* _What to work on_
Go through the entries below and copy each line containing the word "cargar".

(begin)

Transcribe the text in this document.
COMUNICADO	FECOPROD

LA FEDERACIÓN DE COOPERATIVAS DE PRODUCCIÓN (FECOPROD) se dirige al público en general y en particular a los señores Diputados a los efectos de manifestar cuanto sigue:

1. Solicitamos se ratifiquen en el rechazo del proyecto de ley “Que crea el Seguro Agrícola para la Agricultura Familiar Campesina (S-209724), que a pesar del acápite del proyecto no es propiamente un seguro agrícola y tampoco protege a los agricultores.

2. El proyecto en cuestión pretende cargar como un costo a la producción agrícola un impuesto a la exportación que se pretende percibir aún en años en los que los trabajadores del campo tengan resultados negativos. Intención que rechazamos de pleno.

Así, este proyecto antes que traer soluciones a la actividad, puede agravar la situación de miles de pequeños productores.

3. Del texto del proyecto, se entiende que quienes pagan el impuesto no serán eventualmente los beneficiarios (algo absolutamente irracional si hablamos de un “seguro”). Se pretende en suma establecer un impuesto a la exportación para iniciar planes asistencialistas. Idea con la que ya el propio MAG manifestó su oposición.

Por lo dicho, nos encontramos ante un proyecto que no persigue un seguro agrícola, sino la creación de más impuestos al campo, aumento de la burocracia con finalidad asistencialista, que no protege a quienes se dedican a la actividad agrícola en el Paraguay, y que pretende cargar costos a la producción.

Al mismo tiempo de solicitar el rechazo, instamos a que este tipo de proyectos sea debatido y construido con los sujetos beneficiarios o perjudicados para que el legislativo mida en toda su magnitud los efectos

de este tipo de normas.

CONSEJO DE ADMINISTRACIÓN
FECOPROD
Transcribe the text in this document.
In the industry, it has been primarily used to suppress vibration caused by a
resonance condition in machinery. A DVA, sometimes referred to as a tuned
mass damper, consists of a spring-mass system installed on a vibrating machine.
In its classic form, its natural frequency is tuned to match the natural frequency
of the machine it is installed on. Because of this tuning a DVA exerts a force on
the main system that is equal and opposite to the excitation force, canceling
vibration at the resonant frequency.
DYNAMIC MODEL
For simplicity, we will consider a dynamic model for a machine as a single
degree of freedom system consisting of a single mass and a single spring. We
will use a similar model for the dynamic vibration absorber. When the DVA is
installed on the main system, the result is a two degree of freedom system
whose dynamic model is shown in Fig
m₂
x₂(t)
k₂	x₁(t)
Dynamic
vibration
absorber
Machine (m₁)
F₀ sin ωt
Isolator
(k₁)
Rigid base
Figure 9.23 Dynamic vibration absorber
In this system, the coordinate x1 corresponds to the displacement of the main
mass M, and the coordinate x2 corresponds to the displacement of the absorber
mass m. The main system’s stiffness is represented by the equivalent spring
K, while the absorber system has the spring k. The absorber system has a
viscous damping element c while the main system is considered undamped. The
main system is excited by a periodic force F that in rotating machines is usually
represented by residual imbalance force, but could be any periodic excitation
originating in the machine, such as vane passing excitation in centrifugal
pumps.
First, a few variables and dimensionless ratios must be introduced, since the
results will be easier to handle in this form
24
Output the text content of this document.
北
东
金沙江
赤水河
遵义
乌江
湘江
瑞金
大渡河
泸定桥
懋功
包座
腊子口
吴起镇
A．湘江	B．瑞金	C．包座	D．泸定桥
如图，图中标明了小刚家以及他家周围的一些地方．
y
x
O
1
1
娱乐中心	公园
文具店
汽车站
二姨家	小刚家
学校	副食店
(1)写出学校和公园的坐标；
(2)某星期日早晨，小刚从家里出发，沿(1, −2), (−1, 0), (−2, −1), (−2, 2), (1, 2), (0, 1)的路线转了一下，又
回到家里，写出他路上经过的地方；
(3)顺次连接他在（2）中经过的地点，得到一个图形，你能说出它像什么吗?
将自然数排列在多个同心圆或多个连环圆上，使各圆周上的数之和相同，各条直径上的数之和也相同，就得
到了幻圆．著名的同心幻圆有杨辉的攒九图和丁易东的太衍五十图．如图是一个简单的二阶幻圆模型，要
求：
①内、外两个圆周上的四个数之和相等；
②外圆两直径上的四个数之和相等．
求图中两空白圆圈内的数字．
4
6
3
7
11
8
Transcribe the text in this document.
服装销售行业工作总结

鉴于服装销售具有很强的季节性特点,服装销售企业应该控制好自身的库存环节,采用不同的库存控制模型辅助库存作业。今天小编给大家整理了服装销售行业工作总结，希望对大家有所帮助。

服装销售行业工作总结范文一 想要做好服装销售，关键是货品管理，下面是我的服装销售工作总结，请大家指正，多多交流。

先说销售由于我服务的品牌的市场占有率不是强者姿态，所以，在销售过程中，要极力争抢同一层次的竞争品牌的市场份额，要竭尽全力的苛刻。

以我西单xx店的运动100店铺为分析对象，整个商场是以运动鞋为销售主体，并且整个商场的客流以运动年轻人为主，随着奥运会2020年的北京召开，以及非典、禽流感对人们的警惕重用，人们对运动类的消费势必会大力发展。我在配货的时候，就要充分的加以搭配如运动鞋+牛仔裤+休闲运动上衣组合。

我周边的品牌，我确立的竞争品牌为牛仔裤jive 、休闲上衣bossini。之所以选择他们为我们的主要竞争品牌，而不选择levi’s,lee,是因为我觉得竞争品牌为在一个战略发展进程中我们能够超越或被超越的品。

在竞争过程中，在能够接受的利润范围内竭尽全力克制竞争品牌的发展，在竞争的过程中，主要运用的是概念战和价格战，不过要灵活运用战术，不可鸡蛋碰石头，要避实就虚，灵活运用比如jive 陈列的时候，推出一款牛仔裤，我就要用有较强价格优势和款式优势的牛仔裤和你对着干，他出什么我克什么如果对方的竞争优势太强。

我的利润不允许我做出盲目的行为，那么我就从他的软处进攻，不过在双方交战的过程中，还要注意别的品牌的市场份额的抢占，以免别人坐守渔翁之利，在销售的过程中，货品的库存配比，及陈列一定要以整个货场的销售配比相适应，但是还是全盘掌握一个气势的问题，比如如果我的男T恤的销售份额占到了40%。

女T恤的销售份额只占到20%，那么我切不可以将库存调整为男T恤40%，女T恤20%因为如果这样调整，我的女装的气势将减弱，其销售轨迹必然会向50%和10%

(end)

* _Task response_
2. El proyecto en cuestión pretende cargar como un costo a la producción agrícola un impuesto a la exportación que se pretende percibir aún en años en los que los trabajadores del campo tengan resultados negativos. Intención que rechazamos de pleno.
Por lo dicho, nos encontramos ante un proyecto que no persigue un seguro agrícola, sino la creación de más impuestos al campo, aumento de la burocracia con finalidad asistencialista, que no protege a quienes se dedican a la actividad agrícola en el Paraguay, y que pretende cargar costos a la producción.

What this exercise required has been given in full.